--- Start of Given data ---
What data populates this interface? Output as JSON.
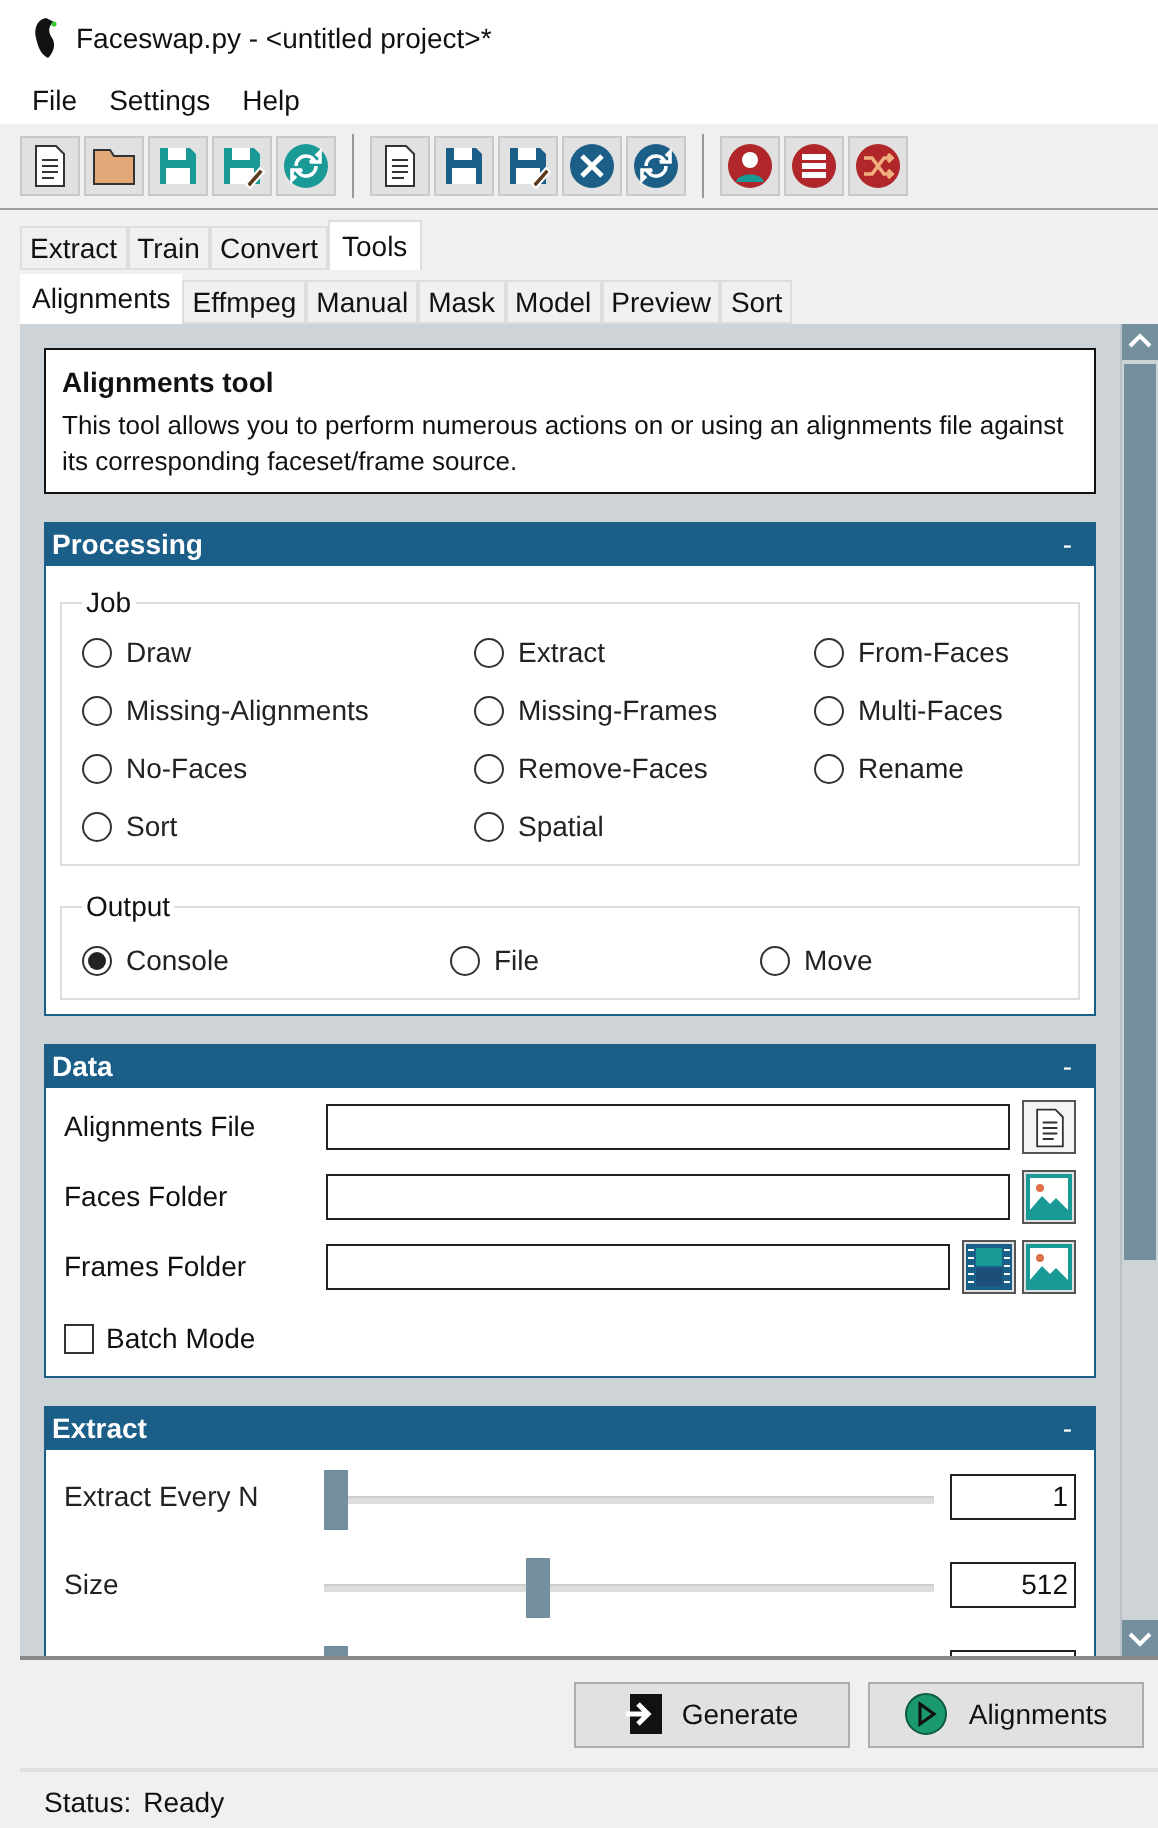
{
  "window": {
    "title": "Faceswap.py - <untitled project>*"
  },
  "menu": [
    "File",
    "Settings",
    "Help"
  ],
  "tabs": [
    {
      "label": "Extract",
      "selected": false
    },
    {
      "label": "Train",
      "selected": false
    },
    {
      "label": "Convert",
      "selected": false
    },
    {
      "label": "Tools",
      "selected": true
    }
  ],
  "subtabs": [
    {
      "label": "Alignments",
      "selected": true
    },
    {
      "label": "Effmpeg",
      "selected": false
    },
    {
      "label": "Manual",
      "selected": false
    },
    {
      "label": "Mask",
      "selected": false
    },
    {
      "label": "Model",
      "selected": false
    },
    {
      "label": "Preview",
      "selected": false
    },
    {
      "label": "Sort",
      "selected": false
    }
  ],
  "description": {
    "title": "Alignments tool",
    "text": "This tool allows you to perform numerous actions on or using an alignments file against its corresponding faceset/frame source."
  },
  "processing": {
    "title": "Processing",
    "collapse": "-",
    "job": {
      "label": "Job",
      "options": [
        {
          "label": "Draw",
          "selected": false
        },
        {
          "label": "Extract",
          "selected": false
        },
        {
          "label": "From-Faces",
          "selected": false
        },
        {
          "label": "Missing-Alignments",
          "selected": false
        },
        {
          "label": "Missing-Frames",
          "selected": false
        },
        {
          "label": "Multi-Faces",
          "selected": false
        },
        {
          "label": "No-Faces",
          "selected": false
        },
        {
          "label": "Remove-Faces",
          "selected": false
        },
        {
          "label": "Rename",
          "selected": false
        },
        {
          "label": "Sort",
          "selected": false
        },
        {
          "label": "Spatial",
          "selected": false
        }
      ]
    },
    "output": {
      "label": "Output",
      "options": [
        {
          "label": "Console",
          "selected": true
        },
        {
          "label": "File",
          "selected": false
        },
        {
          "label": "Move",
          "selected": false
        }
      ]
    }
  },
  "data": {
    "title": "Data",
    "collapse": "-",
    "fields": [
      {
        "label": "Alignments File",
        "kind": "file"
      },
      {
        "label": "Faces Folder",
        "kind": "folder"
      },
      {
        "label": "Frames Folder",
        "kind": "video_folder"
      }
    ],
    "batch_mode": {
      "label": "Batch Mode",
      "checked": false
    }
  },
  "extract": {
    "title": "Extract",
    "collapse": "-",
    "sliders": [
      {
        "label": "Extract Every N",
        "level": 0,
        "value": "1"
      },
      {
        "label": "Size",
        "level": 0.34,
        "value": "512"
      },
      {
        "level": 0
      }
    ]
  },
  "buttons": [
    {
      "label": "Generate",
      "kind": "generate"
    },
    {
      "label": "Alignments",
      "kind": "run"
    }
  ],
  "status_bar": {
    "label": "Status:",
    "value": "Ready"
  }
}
--- End of Given data ---
Aim of the exercise>
Without the pictures, return all the records precisely as they stand.

The reply>
What data populates this interface? Output as JSON.
{
  "window": {
    "title": "Faceswap.py - <untitled project>*"
  },
  "menu": [
    "File",
    "Settings",
    "Help"
  ],
  "tabs": [
    {
      "label": "Extract",
      "selected": false
    },
    {
      "label": "Train",
      "selected": false
    },
    {
      "label": "Convert",
      "selected": false
    },
    {
      "label": "Tools",
      "selected": true
    }
  ],
  "subtabs": [
    {
      "label": "Alignments",
      "selected": true
    },
    {
      "label": "Effmpeg",
      "selected": false
    },
    {
      "label": "Manual",
      "selected": false
    },
    {
      "label": "Mask",
      "selected": false
    },
    {
      "label": "Model",
      "selected": false
    },
    {
      "label": "Preview",
      "selected": false
    },
    {
      "label": "Sort",
      "selected": false
    }
  ],
  "description": {
    "title": "Alignments tool",
    "text": "This tool allows you to perform numerous actions on or using an alignments file against its corresponding faceset/frame source."
  },
  "processing": {
    "title": "Processing",
    "collapse": "-",
    "job": {
      "label": "Job",
      "options": [
        {
          "label": "Draw",
          "selected": false
        },
        {
          "label": "Extract",
          "selected": false
        },
        {
          "label": "From-Faces",
          "selected": false
        },
        {
          "label": "Missing-Alignments",
          "selected": false
        },
        {
          "label": "Missing-Frames",
          "selected": false
        },
        {
          "label": "Multi-Faces",
          "selected": false
        },
        {
          "label": "No-Faces",
          "selected": false
        },
        {
          "label": "Remove-Faces",
          "selected": false
        },
        {
          "label": "Rename",
          "selected": false
        },
        {
          "label": "Sort",
          "selected": false
        },
        {
          "label": "Spatial",
          "selected": false
        }
      ]
    },
    "output": {
      "label": "Output",
      "options": [
        {
          "label": "Console",
          "selected": true
        },
        {
          "label": "File",
          "selected": false
        },
        {
          "label": "Move",
          "selected": false
        }
      ]
    }
  },
  "data": {
    "title": "Data",
    "collapse": "-",
    "fields": [
      {
        "label": "Alignments File",
        "kind": "file"
      },
      {
        "label": "Faces Folder",
        "kind": "folder"
      },
      {
        "label": "Frames Folder",
        "kind": "video_folder"
      }
    ],
    "batch_mode": {
      "label": "Batch Mode",
      "checked": false
    }
  },
  "extract": {
    "title": "Extract",
    "collapse": "-",
    "sliders": [
      {
        "label": "Extract Every N",
        "level": 0,
        "value": "1"
      },
      {
        "label": "Size",
        "level": 0.34,
        "value": "512"
      },
      {
        "level": 0
      }
    ]
  },
  "buttons": [
    {
      "label": "Generate",
      "kind": "generate"
    },
    {
      "label": "Alignments",
      "kind": "run"
    }
  ],
  "status_bar": {
    "label": "Status:",
    "value": "Ready"
  }
}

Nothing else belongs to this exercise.